[Data for this exercise]:
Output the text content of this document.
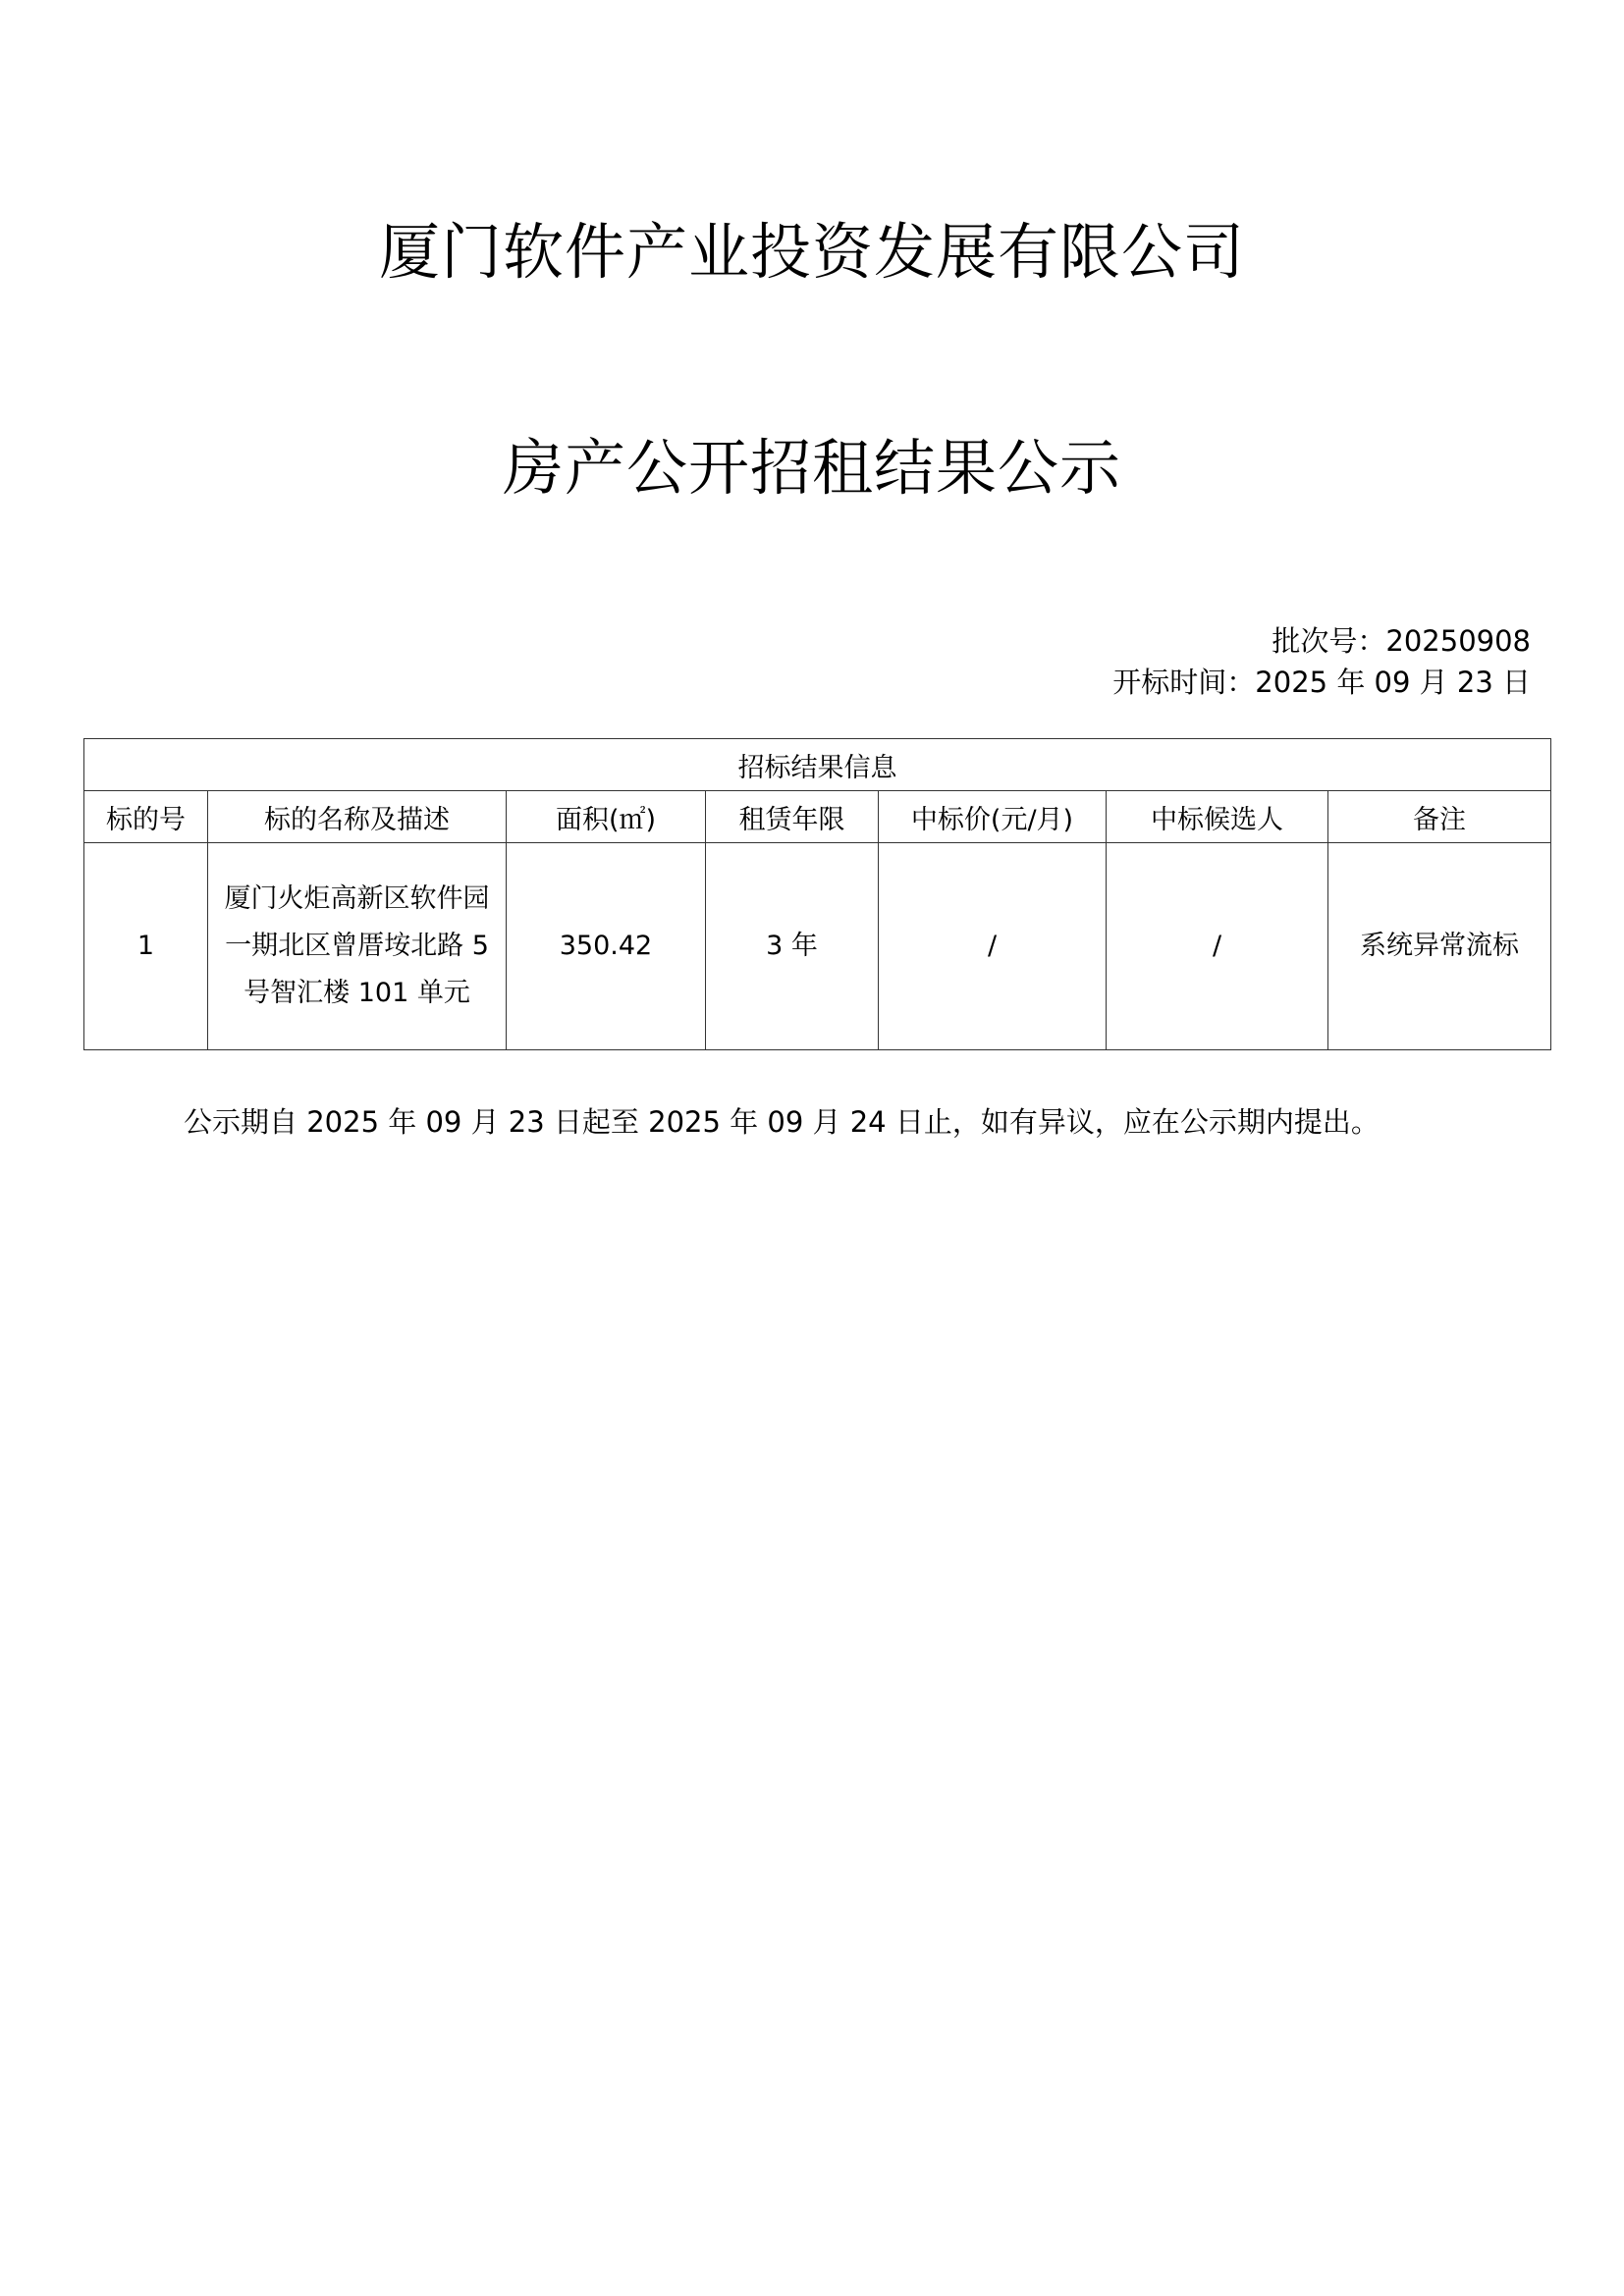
厦门软件产业投资发展有限公司
房产公开招租结果公示
批次号：20250908
开标时间：2025 年 09 月 23 日
招标结果信息						
标的号	标的名称及描述	面积(㎡)	租赁年限	中标价(元/月)	中标候选人	备注
1	厦门火炬高新区软件园一期北区曾厝垵北路 5 号智汇楼 101 单元	350.42	3 年	/	/	系统异常流标
公示期自 2025 年 09 月 23 日起至 2025 年 09 月 24 日止，如有异议，应在公示期内提出。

[Goal]: Repeat each line of the records above exactly, but do not copy the pictures.

[Correct response]:
Output the text content of this document.
厦门软件产业投资发展有限公司
房产公开招租结果公示
批次号：20250908
开标时间：2025 年 09 月 23 日
招标结果信息						
标的号	标的名称及描述	面积(㎡)	租赁年限	中标价(元/月)	中标候选人	备注
1	厦门火炬高新区软件园一期北区曾厝垵北路 5 号智汇楼 101 单元	350.42	3 年	/	/	系统异常流标
公示期自 2025 年 09 月 23 日起至 2025 年 09 月 24 日止，如有异议，应在公示期内提出。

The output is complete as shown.